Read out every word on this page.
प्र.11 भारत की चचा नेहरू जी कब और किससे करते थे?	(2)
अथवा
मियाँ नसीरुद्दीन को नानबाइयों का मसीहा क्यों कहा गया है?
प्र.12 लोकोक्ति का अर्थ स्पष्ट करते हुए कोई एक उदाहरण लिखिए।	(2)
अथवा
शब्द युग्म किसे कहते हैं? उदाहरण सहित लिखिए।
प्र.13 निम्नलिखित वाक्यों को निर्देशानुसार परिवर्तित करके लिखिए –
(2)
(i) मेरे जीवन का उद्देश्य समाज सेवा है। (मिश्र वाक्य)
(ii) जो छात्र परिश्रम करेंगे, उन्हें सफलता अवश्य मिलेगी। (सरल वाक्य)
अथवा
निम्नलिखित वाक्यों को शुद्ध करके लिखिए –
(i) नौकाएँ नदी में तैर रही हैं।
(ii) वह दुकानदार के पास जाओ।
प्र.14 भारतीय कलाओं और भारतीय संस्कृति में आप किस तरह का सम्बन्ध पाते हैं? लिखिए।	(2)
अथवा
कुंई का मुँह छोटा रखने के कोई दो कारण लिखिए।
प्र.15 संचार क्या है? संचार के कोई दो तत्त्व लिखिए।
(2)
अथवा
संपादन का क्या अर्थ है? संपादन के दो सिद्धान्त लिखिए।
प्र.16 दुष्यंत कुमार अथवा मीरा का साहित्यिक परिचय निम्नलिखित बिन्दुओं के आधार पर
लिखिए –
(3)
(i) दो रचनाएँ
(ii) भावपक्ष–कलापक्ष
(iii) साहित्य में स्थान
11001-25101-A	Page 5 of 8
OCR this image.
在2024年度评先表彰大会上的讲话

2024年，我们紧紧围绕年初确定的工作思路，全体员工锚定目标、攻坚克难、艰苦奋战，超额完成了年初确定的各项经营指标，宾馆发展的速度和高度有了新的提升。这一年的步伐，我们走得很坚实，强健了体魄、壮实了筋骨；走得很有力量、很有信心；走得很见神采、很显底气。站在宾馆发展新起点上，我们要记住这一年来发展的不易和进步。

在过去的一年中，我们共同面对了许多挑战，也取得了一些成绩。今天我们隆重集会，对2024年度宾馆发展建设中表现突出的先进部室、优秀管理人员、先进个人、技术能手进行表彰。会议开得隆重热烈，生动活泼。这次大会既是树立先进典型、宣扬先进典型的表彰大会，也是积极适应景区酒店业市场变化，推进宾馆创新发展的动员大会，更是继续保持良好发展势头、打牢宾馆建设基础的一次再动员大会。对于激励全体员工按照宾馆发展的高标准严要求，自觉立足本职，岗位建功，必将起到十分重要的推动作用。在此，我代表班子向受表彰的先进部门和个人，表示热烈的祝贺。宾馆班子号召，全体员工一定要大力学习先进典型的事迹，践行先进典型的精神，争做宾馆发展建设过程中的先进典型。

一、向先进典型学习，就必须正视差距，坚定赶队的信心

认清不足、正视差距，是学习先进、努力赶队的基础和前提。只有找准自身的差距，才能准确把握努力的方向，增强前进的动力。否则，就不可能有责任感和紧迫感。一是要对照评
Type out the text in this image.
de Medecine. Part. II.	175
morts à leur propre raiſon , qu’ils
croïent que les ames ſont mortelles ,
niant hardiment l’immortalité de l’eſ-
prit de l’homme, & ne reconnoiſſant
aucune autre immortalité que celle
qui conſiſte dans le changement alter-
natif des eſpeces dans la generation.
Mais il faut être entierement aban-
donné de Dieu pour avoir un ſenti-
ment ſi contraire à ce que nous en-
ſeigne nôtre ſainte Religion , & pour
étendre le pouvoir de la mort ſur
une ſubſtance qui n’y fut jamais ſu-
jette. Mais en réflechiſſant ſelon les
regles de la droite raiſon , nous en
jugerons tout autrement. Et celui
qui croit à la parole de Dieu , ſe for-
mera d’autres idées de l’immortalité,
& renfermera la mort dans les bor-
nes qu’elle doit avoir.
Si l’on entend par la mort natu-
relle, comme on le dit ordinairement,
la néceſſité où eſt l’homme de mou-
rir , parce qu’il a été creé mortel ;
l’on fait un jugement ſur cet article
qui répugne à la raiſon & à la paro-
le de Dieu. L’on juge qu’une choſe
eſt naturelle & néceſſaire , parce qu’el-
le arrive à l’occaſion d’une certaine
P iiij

**TO DO:** The full set of records should be duplicated exactly.

**SOLVED EXERCISE:**
Read out every word on this page.
प्र.11 भारत की चचा नेहरू जी कब और किससे करते थे?	(2)
अथवा
मियाँ नसीरुद्दीन को नानबाइयों का मसीहा क्यों कहा गया है?
प्र.12 लोकोक्ति का अर्थ स्पष्ट करते हुए कोई एक उदाहरण लिखिए।	(2)
अथवा
शब्द युग्म किसे कहते हैं? उदाहरण सहित लिखिए।
प्र.13 निम्नलिखित वाक्यों को निर्देशानुसार परिवर्तित करके लिखिए –
(2)
(i) मेरे जीवन का उद्देश्य समाज सेवा है। (मिश्र वाक्य)
(ii) जो छात्र परिश्रम करेंगे, उन्हें सफलता अवश्य मिलेगी। (सरल वाक्य)
अथवा
निम्नलिखित वाक्यों को शुद्ध करके लिखिए –
(i) नौकाएँ नदी में तैर रही हैं।
(ii) वह दुकानदार के पास जाओ।
प्र.14 भारतीय कलाओं और भारतीय संस्कृति में आप किस तरह का सम्बन्ध पाते हैं? लिखिए।	(2)
अथवा
कुंई का मुँह छोटा रखने के कोई दो कारण लिखिए।
प्र.15 संचार क्या है? संचार के कोई दो तत्त्व लिखिए।
(2)
अथवा
संपादन का क्या अर्थ है? संपादन के दो सिद्धान्त लिखिए।
प्र.16 दुष्यंत कुमार अथवा मीरा का साहित्यिक परिचय निम्नलिखित बिन्दुओं के आधार पर
लिखिए –
(3)
(i) दो रचनाएँ
(ii) भावपक्ष–कलापक्ष
(iii) साहित्य में स्थान
11001-25101-A	Page 5 of 8
OCR this image.
在2024年度评先表彰大会上的讲话

2024年，我们紧紧围绕年初确定的工作思路，全体员工锚定目标、攻坚克难、艰苦奋战，超额完成了年初确定的各项经营指标，宾馆发展的速度和高度有了新的提升。这一年的步伐，我们走得很坚实，强健了体魄、壮实了筋骨；走得很有力量、很有信心；走得很见神采、很显底气。站在宾馆发展新起点上，我们要记住这一年来发展的不易和进步。

在过去的一年中，我们共同面对了许多挑战，也取得了一些成绩。今天我们隆重集会，对2024年度宾馆发展建设中表现突出的先进部室、优秀管理人员、先进个人、技术能手进行表彰。会议开得隆重热烈，生动活泼。这次大会既是树立先进典型、宣扬先进典型的表彰大会，也是积极适应景区酒店业市场变化，推进宾馆创新发展的动员大会，更是继续保持良好发展势头、打牢宾馆建设基础的一次再动员大会。对于激励全体员工按照宾馆发展的高标准严要求，自觉立足本职，岗位建功，必将起到十分重要的推动作用。在此，我代表班子向受表彰的先进部门和个人，表示热烈的祝贺。宾馆班子号召，全体员工一定要大力学习先进典型的事迹，践行先进典型的精神，争做宾馆发展建设过程中的先进典型。

一、向先进典型学习，就必须正视差距，坚定赶队的信心

认清不足、正视差距，是学习先进、努力赶队的基础和前提。只有找准自身的差距，才能准确把握努力的方向，增强前进的动力。否则，就不可能有责任感和紧迫感。一是要对照评
Type out the text in this image.
de Medecine. Part. II.	175
morts à leur propre raiſon , qu’ils
croïent que les ames ſont mortelles ,
niant hardiment l’immortalité de l’eſ-
prit de l’homme, & ne reconnoiſſant
aucune autre immortalité que celle
qui conſiſte dans le changement alter-
natif des eſpeces dans la generation.
Mais il faut être entierement aban-
donné de Dieu pour avoir un ſenti-
ment ſi contraire à ce que nous en-
ſeigne nôtre ſainte Religion , & pour
étendre le pouvoir de la mort ſur
une ſubſtance qui n’y fut jamais ſu-
jette. Mais en réflechiſſant ſelon les
regles de la droite raiſon , nous en
jugerons tout autrement. Et celui
qui croit à la parole de Dieu , ſe for-
mera d’autres idées de l’immortalité,
& renfermera la mort dans les bor-
nes qu’elle doit avoir.
Si l’on entend par la mort natu-
relle, comme on le dit ordinairement,
la néceſſité où eſt l’homme de mou-
rir , parce qu’il a été creé mortel ;
l’on fait un jugement ſur cet article
qui répugne à la raiſon & à la paro-
le de Dieu. L’on juge qu’une choſe
eſt naturelle & néceſſaire , parce qu’el-
le arrive à l’occaſion d’une certaine
P iiij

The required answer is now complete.